### Problem
Extract the records below word for word and ignore the images.

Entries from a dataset
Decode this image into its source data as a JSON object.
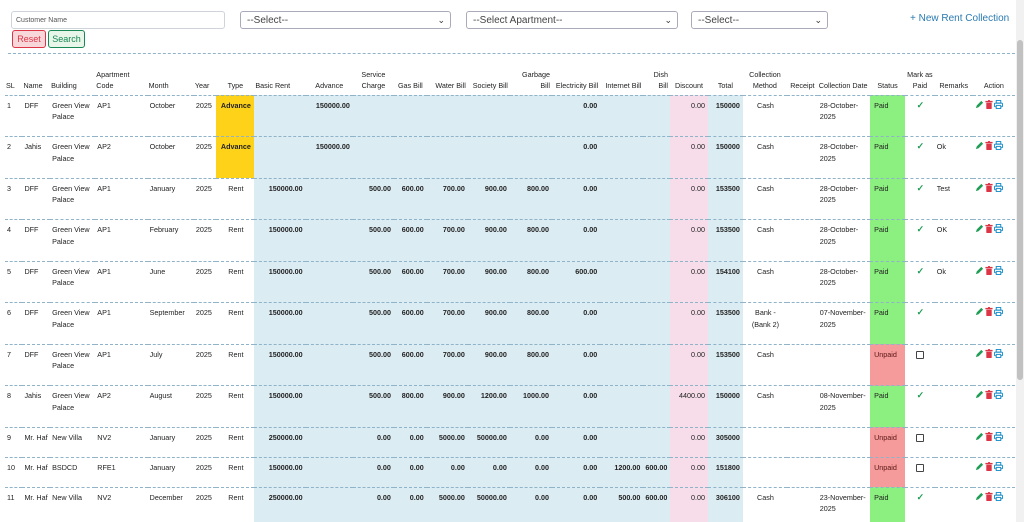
{
  "filters": {
    "customer_placeholder": "Customer Name",
    "select1": "--Select--",
    "select_apartment": "--Select Apartment--",
    "select3": "--Select--",
    "reset_label": "Reset",
    "search_label": "Search",
    "new_rent_collection": "+ New Rent Collection"
  },
  "table": {
    "headers": [
      "SL",
      "Name",
      "Building",
      "Apartment Code",
      "Month",
      "Year",
      "Type",
      "Basic Rent",
      "Advance",
      "Service Charge",
      "Gas Bill",
      "Water Bill",
      "Society Bill",
      "Garbage Bill",
      "Electricity Bill",
      "Internet Bill",
      "Dish Bill",
      "Discount",
      "Total",
      "Collection Method",
      "Receipt",
      "Collection Date",
      "Status",
      "Mark as Paid",
      "Remarks",
      "Action"
    ],
    "rows": [
      {
        "sl": "1",
        "name": "DFF",
        "building": "Green View Palace",
        "apt": "AP1",
        "month": "October",
        "year": "2025",
        "type": "Advance",
        "basic": "",
        "advance": "150000.00",
        "service": "",
        "gas": "",
        "water": "",
        "society": "",
        "garbage": "",
        "electricity": "0.00",
        "internet": "",
        "dish": "",
        "discount": "0.00",
        "total": "150000",
        "method": "Cash",
        "receipt": "",
        "date": "28-October-2025",
        "status": "Paid",
        "mark": "check",
        "remarks": ""
      },
      {
        "sl": "2",
        "name": "Jahis",
        "building": "Green View Palace",
        "apt": "AP2",
        "month": "October",
        "year": "2025",
        "type": "Advance",
        "basic": "",
        "advance": "150000.00",
        "service": "",
        "gas": "",
        "water": "",
        "society": "",
        "garbage": "",
        "electricity": "0.00",
        "internet": "",
        "dish": "",
        "discount": "0.00",
        "total": "150000",
        "method": "Cash",
        "receipt": "",
        "date": "28-October-2025",
        "status": "Paid",
        "mark": "check",
        "remarks": "Ok"
      },
      {
        "sl": "3",
        "name": "DFF",
        "building": "Green View Palace",
        "apt": "AP1",
        "month": "January",
        "year": "2025",
        "type": "Rent",
        "basic": "150000.00",
        "advance": "",
        "service": "500.00",
        "gas": "600.00",
        "water": "700.00",
        "society": "900.00",
        "garbage": "800.00",
        "electricity": "0.00",
        "internet": "",
        "dish": "",
        "discount": "0.00",
        "total": "153500",
        "method": "Cash",
        "receipt": "",
        "date": "28-October-2025",
        "status": "Paid",
        "mark": "check",
        "remarks": "Test"
      },
      {
        "sl": "4",
        "name": "DFF",
        "building": "Green View Palace",
        "apt": "AP1",
        "month": "February",
        "year": "2025",
        "type": "Rent",
        "basic": "150000.00",
        "advance": "",
        "service": "500.00",
        "gas": "600.00",
        "water": "700.00",
        "society": "900.00",
        "garbage": "800.00",
        "electricity": "0.00",
        "internet": "",
        "dish": "",
        "discount": "0.00",
        "total": "153500",
        "method": "Cash",
        "receipt": "",
        "date": "28-October-2025",
        "status": "Paid",
        "mark": "check",
        "remarks": "OK"
      },
      {
        "sl": "5",
        "name": "DFF",
        "building": "Green View Palace",
        "apt": "AP1",
        "month": "June",
        "year": "2025",
        "type": "Rent",
        "basic": "150000.00",
        "advance": "",
        "service": "500.00",
        "gas": "600.00",
        "water": "700.00",
        "society": "900.00",
        "garbage": "800.00",
        "electricity": "600.00",
        "internet": "",
        "dish": "",
        "discount": "0.00",
        "total": "154100",
        "method": "Cash",
        "receipt": "",
        "date": "28-October-2025",
        "status": "Paid",
        "mark": "check",
        "remarks": "Ok"
      },
      {
        "sl": "6",
        "name": "DFF",
        "building": "Green View Palace",
        "apt": "AP1",
        "month": "September",
        "year": "2025",
        "type": "Rent",
        "basic": "150000.00",
        "advance": "",
        "service": "500.00",
        "gas": "600.00",
        "water": "700.00",
        "society": "900.00",
        "garbage": "800.00",
        "electricity": "0.00",
        "internet": "",
        "dish": "",
        "discount": "0.00",
        "total": "153500",
        "method": "Bank - (Bank 2)",
        "receipt": "",
        "date": "07-November-2025",
        "status": "Paid",
        "mark": "check",
        "remarks": ""
      },
      {
        "sl": "7",
        "name": "DFF",
        "building": "Green View Palace",
        "apt": "AP1",
        "month": "July",
        "year": "2025",
        "type": "Rent",
        "basic": "150000.00",
        "advance": "",
        "service": "500.00",
        "gas": "600.00",
        "water": "700.00",
        "society": "900.00",
        "garbage": "800.00",
        "electricity": "0.00",
        "internet": "",
        "dish": "",
        "discount": "0.00",
        "total": "153500",
        "method": "Cash",
        "receipt": "",
        "date": "",
        "status": "Unpaid",
        "mark": "box",
        "remarks": ""
      },
      {
        "sl": "8",
        "name": "Jahis",
        "building": "Green View Palace",
        "apt": "AP2",
        "month": "August",
        "year": "2025",
        "type": "Rent",
        "basic": "150000.00",
        "advance": "",
        "service": "500.00",
        "gas": "800.00",
        "water": "900.00",
        "society": "1200.00",
        "garbage": "1000.00",
        "electricity": "0.00",
        "internet": "",
        "dish": "",
        "discount": "4400.00",
        "total": "150000",
        "method": "Cash",
        "receipt": "",
        "date": "08-November-2025",
        "status": "Paid",
        "mark": "check",
        "remarks": ""
      },
      {
        "sl": "9",
        "name": "Mr. Haf",
        "building": "New Villa",
        "apt": "NV2",
        "month": "January",
        "year": "2025",
        "type": "Rent",
        "basic": "250000.00",
        "advance": "",
        "service": "0.00",
        "gas": "0.00",
        "water": "5000.00",
        "society": "50000.00",
        "garbage": "0.00",
        "electricity": "0.00",
        "internet": "",
        "dish": "",
        "discount": "0.00",
        "total": "305000",
        "method": "",
        "receipt": "",
        "date": "",
        "status": "Unpaid",
        "mark": "box",
        "remarks": ""
      },
      {
        "sl": "10",
        "name": "Mr. Haf",
        "building": "BSDCD",
        "apt": "RFE1",
        "month": "January",
        "year": "2025",
        "type": "Rent",
        "basic": "150000.00",
        "advance": "",
        "service": "0.00",
        "gas": "0.00",
        "water": "0.00",
        "society": "0.00",
        "garbage": "0.00",
        "electricity": "0.00",
        "internet": "1200.00",
        "dish": "600.00",
        "discount": "0.00",
        "total": "151800",
        "method": "",
        "receipt": "",
        "date": "",
        "status": "Unpaid",
        "mark": "box",
        "remarks": ""
      },
      {
        "sl": "11",
        "name": "Mr. Haf",
        "building": "New Villa",
        "apt": "NV2",
        "month": "December",
        "year": "2025",
        "type": "Rent",
        "basic": "250000.00",
        "advance": "",
        "service": "0.00",
        "gas": "0.00",
        "water": "5000.00",
        "society": "50000.00",
        "garbage": "0.00",
        "electricity": "0.00",
        "internet": "500.00",
        "dish": "600.00",
        "discount": "0.00",
        "total": "306100",
        "method": "Cash",
        "receipt": "",
        "date": "23-November-2025",
        "status": "Paid",
        "mark": "check",
        "remarks": ""
      }
    ]
  },
  "icons": {
    "edit": "pencil-icon",
    "delete": "trash-icon",
    "print": "printer-icon",
    "mark": "check-icon"
  },
  "colors": {
    "advance": "#ffd21a",
    "paid": "#8bf07f",
    "unpaid": "#f59b9b",
    "amount_bg": "#dcecf3",
    "discount_bg": "#f6dde9",
    "accent": "#2a7ab0",
    "check": "#1f9d55",
    "edit": "#1f9d55",
    "delete": "#dc3545",
    "print": "#1c8fc9"
  }
}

### Right answer
Decode this image into its source data as a JSON object.
{
  "filters": {
    "customer_placeholder": "Customer Name",
    "select1": "--Select--",
    "select_apartment": "--Select Apartment--",
    "select3": "--Select--",
    "reset_label": "Reset",
    "search_label": "Search",
    "new_rent_collection": "+ New Rent Collection"
  },
  "table": {
    "headers": [
      "SL",
      "Name",
      "Building",
      "Apartment Code",
      "Month",
      "Year",
      "Type",
      "Basic Rent",
      "Advance",
      "Service Charge",
      "Gas Bill",
      "Water Bill",
      "Society Bill",
      "Garbage Bill",
      "Electricity Bill",
      "Internet Bill",
      "Dish Bill",
      "Discount",
      "Total",
      "Collection Method",
      "Receipt",
      "Collection Date",
      "Status",
      "Mark as Paid",
      "Remarks",
      "Action"
    ],
    "rows": [
      {
        "sl": "1",
        "name": "DFF",
        "building": "Green View Palace",
        "apt": "AP1",
        "month": "October",
        "year": "2025",
        "type": "Advance",
        "basic": "",
        "advance": "150000.00",
        "service": "",
        "gas": "",
        "water": "",
        "society": "",
        "garbage": "",
        "electricity": "0.00",
        "internet": "",
        "dish": "",
        "discount": "0.00",
        "total": "150000",
        "method": "Cash",
        "receipt": "",
        "date": "28-October-2025",
        "status": "Paid",
        "mark": "check",
        "remarks": ""
      },
      {
        "sl": "2",
        "name": "Jahis",
        "building": "Green View Palace",
        "apt": "AP2",
        "month": "October",
        "year": "2025",
        "type": "Advance",
        "basic": "",
        "advance": "150000.00",
        "service": "",
        "gas": "",
        "water": "",
        "society": "",
        "garbage": "",
        "electricity": "0.00",
        "internet": "",
        "dish": "",
        "discount": "0.00",
        "total": "150000",
        "method": "Cash",
        "receipt": "",
        "date": "28-October-2025",
        "status": "Paid",
        "mark": "check",
        "remarks": "Ok"
      },
      {
        "sl": "3",
        "name": "DFF",
        "building": "Green View Palace",
        "apt": "AP1",
        "month": "January",
        "year": "2025",
        "type": "Rent",
        "basic": "150000.00",
        "advance": "",
        "service": "500.00",
        "gas": "600.00",
        "water": "700.00",
        "society": "900.00",
        "garbage": "800.00",
        "electricity": "0.00",
        "internet": "",
        "dish": "",
        "discount": "0.00",
        "total": "153500",
        "method": "Cash",
        "receipt": "",
        "date": "28-October-2025",
        "status": "Paid",
        "mark": "check",
        "remarks": "Test"
      },
      {
        "sl": "4",
        "name": "DFF",
        "building": "Green View Palace",
        "apt": "AP1",
        "month": "February",
        "year": "2025",
        "type": "Rent",
        "basic": "150000.00",
        "advance": "",
        "service": "500.00",
        "gas": "600.00",
        "water": "700.00",
        "society": "900.00",
        "garbage": "800.00",
        "electricity": "0.00",
        "internet": "",
        "dish": "",
        "discount": "0.00",
        "total": "153500",
        "method": "Cash",
        "receipt": "",
        "date": "28-October-2025",
        "status": "Paid",
        "mark": "check",
        "remarks": "OK"
      },
      {
        "sl": "5",
        "name": "DFF",
        "building": "Green View Palace",
        "apt": "AP1",
        "month": "June",
        "year": "2025",
        "type": "Rent",
        "basic": "150000.00",
        "advance": "",
        "service": "500.00",
        "gas": "600.00",
        "water": "700.00",
        "society": "900.00",
        "garbage": "800.00",
        "electricity": "600.00",
        "internet": "",
        "dish": "",
        "discount": "0.00",
        "total": "154100",
        "method": "Cash",
        "receipt": "",
        "date": "28-October-2025",
        "status": "Paid",
        "mark": "check",
        "remarks": "Ok"
      },
      {
        "sl": "6",
        "name": "DFF",
        "building": "Green View Palace",
        "apt": "AP1",
        "month": "September",
        "year": "2025",
        "type": "Rent",
        "basic": "150000.00",
        "advance": "",
        "service": "500.00",
        "gas": "600.00",
        "water": "700.00",
        "society": "900.00",
        "garbage": "800.00",
        "electricity": "0.00",
        "internet": "",
        "dish": "",
        "discount": "0.00",
        "total": "153500",
        "method": "Bank - (Bank 2)",
        "receipt": "",
        "date": "07-November-2025",
        "status": "Paid",
        "mark": "check",
        "remarks": ""
      },
      {
        "sl": "7",
        "name": "DFF",
        "building": "Green View Palace",
        "apt": "AP1",
        "month": "July",
        "year": "2025",
        "type": "Rent",
        "basic": "150000.00",
        "advance": "",
        "service": "500.00",
        "gas": "600.00",
        "water": "700.00",
        "society": "900.00",
        "garbage": "800.00",
        "electricity": "0.00",
        "internet": "",
        "dish": "",
        "discount": "0.00",
        "total": "153500",
        "method": "Cash",
        "receipt": "",
        "date": "",
        "status": "Unpaid",
        "mark": "box",
        "remarks": ""
      },
      {
        "sl": "8",
        "name": "Jahis",
        "building": "Green View Palace",
        "apt": "AP2",
        "month": "August",
        "year": "2025",
        "type": "Rent",
        "basic": "150000.00",
        "advance": "",
        "service": "500.00",
        "gas": "800.00",
        "water": "900.00",
        "society": "1200.00",
        "garbage": "1000.00",
        "electricity": "0.00",
        "internet": "",
        "dish": "",
        "discount": "4400.00",
        "total": "150000",
        "method": "Cash",
        "receipt": "",
        "date": "08-November-2025",
        "status": "Paid",
        "mark": "check",
        "remarks": ""
      },
      {
        "sl": "9",
        "name": "Mr. Haf",
        "building": "New Villa",
        "apt": "NV2",
        "month": "January",
        "year": "2025",
        "type": "Rent",
        "basic": "250000.00",
        "advance": "",
        "service": "0.00",
        "gas": "0.00",
        "water": "5000.00",
        "society": "50000.00",
        "garbage": "0.00",
        "electricity": "0.00",
        "internet": "",
        "dish": "",
        "discount": "0.00",
        "total": "305000",
        "method": "",
        "receipt": "",
        "date": "",
        "status": "Unpaid",
        "mark": "box",
        "remarks": ""
      },
      {
        "sl": "10",
        "name": "Mr. Haf",
        "building": "BSDCD",
        "apt": "RFE1",
        "month": "January",
        "year": "2025",
        "type": "Rent",
        "basic": "150000.00",
        "advance": "",
        "service": "0.00",
        "gas": "0.00",
        "water": "0.00",
        "society": "0.00",
        "garbage": "0.00",
        "electricity": "0.00",
        "internet": "1200.00",
        "dish": "600.00",
        "discount": "0.00",
        "total": "151800",
        "method": "",
        "receipt": "",
        "date": "",
        "status": "Unpaid",
        "mark": "box",
        "remarks": ""
      },
      {
        "sl": "11",
        "name": "Mr. Haf",
        "building": "New Villa",
        "apt": "NV2",
        "month": "December",
        "year": "2025",
        "type": "Rent",
        "basic": "250000.00",
        "advance": "",
        "service": "0.00",
        "gas": "0.00",
        "water": "5000.00",
        "society": "50000.00",
        "garbage": "0.00",
        "electricity": "0.00",
        "internet": "500.00",
        "dish": "600.00",
        "discount": "0.00",
        "total": "306100",
        "method": "Cash",
        "receipt": "",
        "date": "23-November-2025",
        "status": "Paid",
        "mark": "check",
        "remarks": ""
      }
    ]
  },
  "icons": {
    "edit": "pencil-icon",
    "delete": "trash-icon",
    "print": "printer-icon",
    "mark": "check-icon"
  },
  "colors": {
    "advance": "#ffd21a",
    "paid": "#8bf07f",
    "unpaid": "#f59b9b",
    "amount_bg": "#dcecf3",
    "discount_bg": "#f6dde9",
    "accent": "#2a7ab0",
    "check": "#1f9d55",
    "edit": "#1f9d55",
    "delete": "#dc3545",
    "print": "#1c8fc9"
  }
}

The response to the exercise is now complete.